● Set task
In the records below, find each line with the word "title" and copy it.

-- Material for the task start --

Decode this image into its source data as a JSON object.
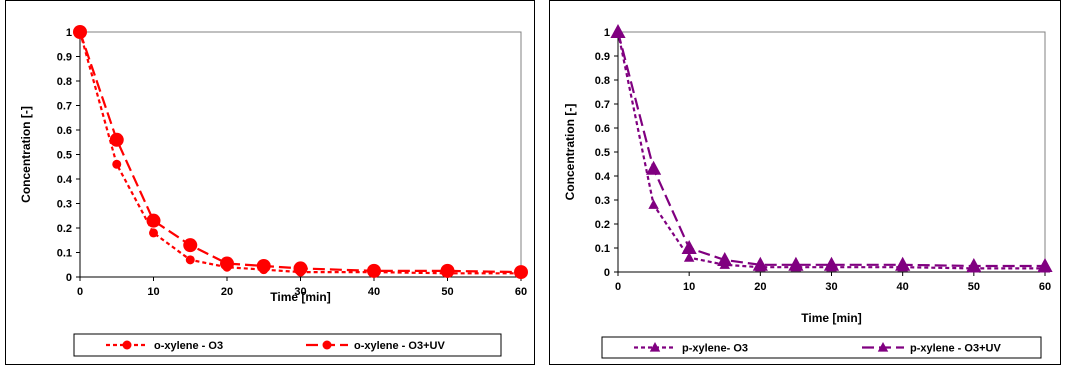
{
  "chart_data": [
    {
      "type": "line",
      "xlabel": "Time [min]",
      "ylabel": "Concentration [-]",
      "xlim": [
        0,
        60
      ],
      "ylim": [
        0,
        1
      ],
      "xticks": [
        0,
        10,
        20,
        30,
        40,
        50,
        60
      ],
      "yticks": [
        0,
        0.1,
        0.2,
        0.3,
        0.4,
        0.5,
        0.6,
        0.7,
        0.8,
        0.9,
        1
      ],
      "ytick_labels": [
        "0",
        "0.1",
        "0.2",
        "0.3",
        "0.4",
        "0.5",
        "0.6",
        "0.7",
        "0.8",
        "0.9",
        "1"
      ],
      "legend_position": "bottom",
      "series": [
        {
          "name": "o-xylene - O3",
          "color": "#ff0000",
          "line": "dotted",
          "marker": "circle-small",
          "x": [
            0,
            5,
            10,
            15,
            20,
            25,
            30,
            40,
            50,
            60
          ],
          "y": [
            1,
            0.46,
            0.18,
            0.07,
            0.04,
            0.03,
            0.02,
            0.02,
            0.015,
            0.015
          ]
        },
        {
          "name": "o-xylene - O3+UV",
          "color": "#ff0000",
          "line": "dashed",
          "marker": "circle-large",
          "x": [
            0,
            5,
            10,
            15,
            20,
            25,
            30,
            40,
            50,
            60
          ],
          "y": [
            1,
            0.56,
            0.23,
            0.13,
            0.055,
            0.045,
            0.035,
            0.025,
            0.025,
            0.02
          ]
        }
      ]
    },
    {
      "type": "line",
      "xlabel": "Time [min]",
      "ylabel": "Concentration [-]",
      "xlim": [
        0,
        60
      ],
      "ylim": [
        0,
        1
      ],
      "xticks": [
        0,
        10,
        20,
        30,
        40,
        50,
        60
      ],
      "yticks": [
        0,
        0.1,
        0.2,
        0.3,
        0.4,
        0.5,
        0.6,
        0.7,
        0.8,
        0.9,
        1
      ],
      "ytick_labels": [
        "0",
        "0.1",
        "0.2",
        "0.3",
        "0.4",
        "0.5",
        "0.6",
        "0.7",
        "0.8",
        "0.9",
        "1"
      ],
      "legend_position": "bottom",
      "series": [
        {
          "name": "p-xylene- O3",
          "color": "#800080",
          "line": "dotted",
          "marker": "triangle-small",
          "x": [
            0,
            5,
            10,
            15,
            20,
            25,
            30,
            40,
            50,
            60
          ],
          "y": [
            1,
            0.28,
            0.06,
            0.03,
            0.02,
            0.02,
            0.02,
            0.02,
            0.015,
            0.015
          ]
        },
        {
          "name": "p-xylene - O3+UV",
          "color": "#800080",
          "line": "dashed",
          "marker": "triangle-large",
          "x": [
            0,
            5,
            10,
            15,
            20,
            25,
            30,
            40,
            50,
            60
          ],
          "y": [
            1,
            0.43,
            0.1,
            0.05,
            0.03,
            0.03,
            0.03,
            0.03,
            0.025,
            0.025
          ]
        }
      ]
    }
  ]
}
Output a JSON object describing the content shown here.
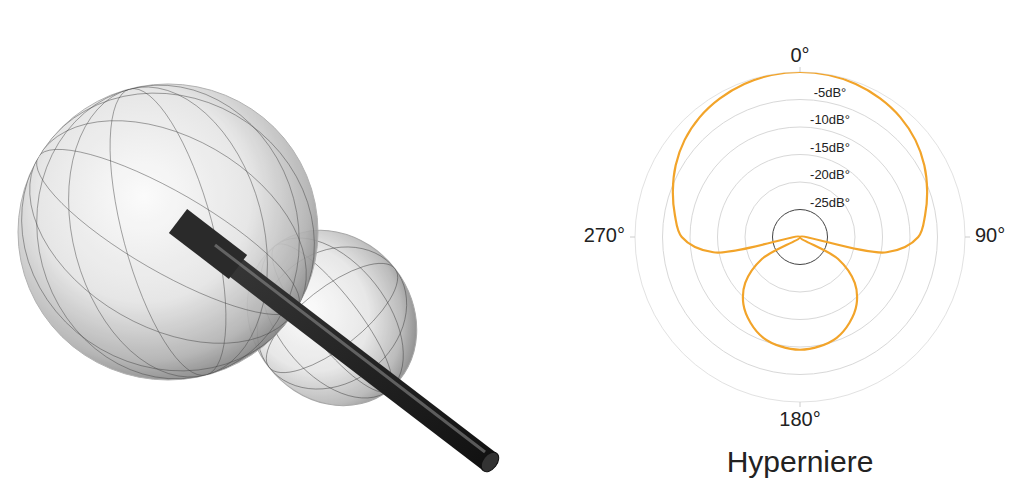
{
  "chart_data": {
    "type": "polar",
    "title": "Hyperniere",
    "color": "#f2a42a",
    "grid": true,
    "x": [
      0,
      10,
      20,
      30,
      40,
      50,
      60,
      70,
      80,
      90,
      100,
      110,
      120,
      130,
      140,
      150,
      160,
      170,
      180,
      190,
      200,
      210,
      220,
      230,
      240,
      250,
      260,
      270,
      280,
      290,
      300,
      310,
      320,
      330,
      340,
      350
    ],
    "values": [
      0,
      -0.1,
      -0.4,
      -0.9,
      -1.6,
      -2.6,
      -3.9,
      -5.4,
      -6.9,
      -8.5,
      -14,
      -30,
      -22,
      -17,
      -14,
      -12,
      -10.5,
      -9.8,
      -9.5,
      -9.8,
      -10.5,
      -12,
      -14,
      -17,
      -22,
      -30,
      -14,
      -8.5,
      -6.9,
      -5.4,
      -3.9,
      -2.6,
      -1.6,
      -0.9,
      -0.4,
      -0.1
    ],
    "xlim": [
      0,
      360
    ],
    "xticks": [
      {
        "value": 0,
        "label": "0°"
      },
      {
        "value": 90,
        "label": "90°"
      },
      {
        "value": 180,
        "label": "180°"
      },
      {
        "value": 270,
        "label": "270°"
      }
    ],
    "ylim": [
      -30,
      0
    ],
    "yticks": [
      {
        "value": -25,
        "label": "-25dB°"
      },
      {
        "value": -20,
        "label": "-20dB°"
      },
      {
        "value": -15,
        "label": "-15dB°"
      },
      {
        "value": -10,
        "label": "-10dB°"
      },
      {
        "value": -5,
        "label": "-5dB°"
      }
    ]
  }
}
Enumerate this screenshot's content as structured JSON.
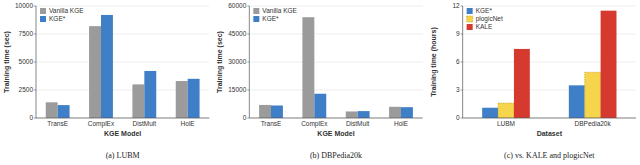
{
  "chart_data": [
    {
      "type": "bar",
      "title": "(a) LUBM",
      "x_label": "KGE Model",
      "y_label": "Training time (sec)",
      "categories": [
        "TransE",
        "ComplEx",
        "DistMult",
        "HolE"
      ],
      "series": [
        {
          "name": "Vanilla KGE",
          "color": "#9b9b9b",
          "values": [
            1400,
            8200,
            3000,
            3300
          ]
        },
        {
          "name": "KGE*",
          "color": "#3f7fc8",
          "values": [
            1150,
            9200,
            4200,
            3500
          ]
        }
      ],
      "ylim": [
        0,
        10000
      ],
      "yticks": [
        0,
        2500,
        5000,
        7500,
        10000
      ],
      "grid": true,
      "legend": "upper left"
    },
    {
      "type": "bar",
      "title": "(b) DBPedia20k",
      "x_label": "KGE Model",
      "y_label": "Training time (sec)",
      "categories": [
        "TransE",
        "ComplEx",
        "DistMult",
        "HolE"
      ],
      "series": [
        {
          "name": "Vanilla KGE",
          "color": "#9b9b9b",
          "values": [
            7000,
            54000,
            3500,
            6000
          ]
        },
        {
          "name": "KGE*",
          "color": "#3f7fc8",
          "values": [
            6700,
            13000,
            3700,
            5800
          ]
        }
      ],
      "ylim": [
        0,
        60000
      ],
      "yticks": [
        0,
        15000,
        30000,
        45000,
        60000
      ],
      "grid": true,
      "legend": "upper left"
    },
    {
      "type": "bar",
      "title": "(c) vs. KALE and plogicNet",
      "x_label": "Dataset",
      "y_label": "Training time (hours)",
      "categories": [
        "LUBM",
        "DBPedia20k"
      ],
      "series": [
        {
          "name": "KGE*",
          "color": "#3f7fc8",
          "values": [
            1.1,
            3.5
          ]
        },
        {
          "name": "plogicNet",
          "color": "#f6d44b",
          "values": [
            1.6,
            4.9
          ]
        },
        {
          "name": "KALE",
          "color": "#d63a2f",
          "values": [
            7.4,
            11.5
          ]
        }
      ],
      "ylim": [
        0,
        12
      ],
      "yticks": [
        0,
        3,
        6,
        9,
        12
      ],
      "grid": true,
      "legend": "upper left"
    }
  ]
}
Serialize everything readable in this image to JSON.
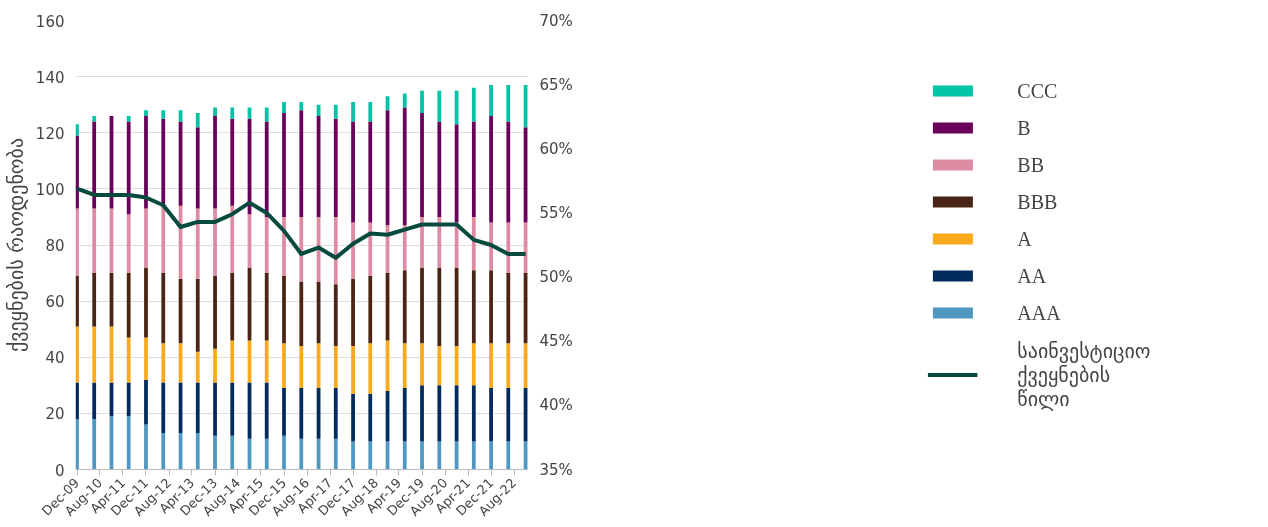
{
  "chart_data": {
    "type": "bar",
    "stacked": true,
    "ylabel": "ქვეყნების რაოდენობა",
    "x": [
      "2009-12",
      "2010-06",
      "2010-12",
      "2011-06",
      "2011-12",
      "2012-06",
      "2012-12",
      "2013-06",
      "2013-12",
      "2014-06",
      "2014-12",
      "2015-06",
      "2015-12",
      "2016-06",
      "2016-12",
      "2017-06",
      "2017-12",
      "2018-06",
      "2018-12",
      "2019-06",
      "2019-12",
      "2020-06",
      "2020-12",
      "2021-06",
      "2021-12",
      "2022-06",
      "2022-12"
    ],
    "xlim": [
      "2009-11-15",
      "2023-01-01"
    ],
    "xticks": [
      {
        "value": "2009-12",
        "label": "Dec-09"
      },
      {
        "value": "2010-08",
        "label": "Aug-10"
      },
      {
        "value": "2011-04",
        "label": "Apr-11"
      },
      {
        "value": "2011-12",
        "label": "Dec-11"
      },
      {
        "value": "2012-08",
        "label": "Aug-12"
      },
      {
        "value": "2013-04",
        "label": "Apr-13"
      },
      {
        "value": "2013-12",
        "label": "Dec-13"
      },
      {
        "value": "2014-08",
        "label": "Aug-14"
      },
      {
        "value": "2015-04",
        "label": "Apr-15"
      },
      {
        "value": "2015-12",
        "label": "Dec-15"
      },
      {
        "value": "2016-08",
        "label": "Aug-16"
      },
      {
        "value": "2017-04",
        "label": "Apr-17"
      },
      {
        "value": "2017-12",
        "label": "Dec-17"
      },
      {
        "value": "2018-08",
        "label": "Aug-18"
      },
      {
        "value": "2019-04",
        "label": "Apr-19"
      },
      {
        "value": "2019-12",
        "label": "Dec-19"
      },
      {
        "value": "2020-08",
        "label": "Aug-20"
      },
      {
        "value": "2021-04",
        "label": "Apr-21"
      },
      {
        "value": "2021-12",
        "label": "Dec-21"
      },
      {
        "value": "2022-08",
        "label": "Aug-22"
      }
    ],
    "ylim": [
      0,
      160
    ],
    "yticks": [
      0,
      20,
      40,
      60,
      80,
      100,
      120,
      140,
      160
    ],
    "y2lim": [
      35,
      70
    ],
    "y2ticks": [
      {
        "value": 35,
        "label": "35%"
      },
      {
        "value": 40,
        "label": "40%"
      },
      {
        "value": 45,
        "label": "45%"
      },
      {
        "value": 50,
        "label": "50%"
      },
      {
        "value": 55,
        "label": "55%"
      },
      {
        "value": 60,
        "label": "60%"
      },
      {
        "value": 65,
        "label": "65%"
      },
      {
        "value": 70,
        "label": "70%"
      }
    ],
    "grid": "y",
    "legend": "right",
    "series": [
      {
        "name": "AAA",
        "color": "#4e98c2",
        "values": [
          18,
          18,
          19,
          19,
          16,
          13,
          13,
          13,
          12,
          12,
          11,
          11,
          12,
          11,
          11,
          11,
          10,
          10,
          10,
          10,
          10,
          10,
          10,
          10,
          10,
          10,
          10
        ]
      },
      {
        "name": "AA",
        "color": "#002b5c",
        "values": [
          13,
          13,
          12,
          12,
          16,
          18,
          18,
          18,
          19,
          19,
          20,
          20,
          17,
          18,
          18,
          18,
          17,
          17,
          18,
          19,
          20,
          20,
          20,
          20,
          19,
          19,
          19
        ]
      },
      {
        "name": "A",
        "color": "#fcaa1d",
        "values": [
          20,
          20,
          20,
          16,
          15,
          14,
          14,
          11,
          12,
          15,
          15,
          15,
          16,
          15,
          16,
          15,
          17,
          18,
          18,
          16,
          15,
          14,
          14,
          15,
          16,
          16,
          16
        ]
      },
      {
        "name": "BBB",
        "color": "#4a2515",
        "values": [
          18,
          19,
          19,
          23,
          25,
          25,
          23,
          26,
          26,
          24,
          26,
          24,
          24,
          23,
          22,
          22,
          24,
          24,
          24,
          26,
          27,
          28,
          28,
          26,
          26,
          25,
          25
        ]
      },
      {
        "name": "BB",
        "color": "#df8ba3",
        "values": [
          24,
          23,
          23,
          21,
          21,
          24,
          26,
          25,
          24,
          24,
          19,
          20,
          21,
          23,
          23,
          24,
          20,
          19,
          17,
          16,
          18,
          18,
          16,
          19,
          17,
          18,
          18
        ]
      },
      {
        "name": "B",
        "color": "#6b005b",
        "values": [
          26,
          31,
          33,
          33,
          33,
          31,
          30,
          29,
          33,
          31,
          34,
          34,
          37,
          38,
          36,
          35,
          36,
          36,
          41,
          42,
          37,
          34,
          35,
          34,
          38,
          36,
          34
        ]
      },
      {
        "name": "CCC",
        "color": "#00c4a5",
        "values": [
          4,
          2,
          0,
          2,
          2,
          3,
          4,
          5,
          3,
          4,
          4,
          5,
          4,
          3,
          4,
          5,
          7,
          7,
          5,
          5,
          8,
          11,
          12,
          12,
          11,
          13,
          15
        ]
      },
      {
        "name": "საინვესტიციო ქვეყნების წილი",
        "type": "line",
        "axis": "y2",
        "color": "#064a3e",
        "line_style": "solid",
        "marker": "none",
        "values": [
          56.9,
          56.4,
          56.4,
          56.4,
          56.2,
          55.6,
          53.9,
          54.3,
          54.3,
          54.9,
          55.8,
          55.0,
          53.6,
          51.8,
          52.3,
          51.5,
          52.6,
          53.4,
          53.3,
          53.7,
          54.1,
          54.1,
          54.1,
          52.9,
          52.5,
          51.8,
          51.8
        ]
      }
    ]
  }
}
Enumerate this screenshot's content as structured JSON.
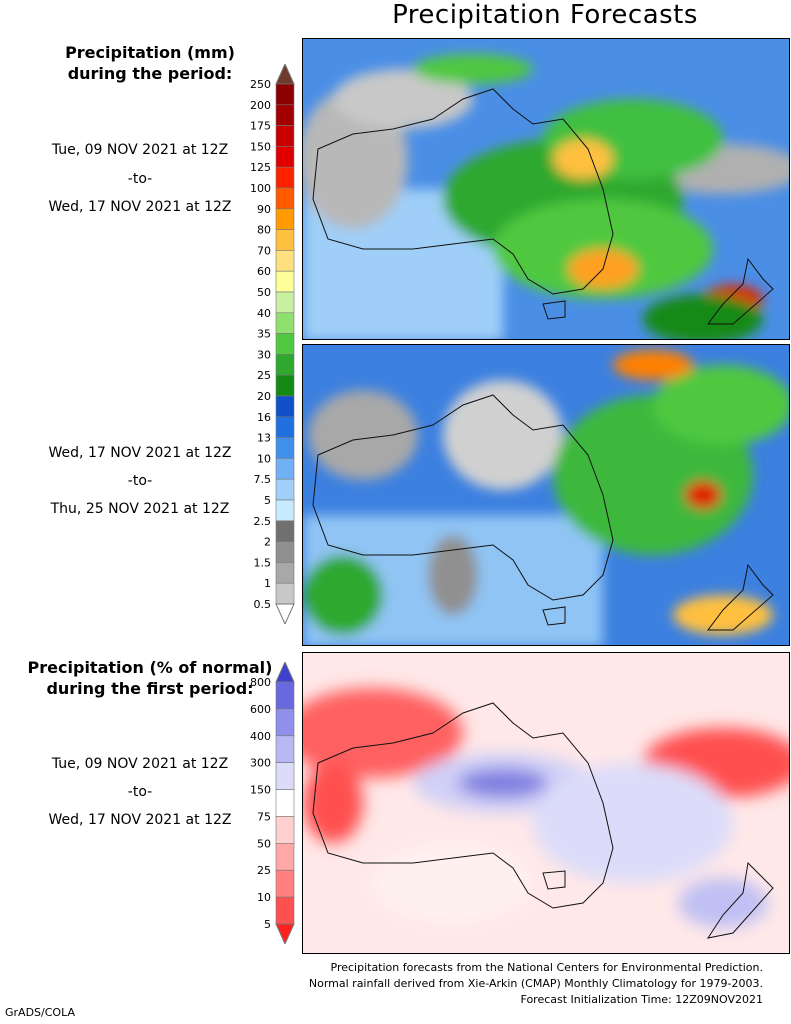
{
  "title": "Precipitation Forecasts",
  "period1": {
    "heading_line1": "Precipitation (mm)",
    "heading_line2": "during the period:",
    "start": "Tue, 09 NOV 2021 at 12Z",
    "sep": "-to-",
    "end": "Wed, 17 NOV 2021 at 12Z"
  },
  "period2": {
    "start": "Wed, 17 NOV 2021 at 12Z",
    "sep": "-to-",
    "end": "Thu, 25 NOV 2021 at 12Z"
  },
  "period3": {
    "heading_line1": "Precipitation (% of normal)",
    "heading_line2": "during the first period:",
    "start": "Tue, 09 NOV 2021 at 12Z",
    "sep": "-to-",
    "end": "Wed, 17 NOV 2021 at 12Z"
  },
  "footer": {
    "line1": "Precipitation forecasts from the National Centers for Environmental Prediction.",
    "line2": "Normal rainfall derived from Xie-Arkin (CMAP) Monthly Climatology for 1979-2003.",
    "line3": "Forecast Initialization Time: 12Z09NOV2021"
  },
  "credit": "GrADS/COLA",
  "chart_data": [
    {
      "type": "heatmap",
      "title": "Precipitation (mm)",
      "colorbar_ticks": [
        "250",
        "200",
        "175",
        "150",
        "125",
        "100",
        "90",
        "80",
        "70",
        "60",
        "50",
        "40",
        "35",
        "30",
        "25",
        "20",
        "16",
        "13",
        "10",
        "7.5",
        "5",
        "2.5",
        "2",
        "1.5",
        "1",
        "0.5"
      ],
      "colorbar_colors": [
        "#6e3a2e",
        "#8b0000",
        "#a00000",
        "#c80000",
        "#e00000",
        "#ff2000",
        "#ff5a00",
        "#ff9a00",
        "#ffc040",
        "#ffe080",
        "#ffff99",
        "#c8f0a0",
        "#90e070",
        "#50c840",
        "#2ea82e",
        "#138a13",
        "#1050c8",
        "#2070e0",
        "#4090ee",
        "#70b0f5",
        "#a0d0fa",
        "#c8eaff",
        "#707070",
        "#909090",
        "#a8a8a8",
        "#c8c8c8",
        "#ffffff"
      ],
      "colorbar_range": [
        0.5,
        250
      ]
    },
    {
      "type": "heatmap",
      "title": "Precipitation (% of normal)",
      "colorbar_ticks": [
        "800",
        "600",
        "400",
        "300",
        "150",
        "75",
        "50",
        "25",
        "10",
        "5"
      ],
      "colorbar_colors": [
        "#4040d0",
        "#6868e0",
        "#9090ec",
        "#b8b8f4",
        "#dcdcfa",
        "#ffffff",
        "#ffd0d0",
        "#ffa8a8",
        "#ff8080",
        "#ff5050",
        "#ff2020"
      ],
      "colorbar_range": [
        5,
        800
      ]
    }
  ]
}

-- Material for the task end --

● Answer to the problem
    "title": "Hyperniere",
      "title": "(a) LUBM",
      "title": "(b) DBPedia20k",
      "title": "(c) vs. KALE and plogicNet",
  "title": "Precipitation Forecasts",
      "title": "Precipitation (mm)",
      "title": "Precipitation (% of normal)",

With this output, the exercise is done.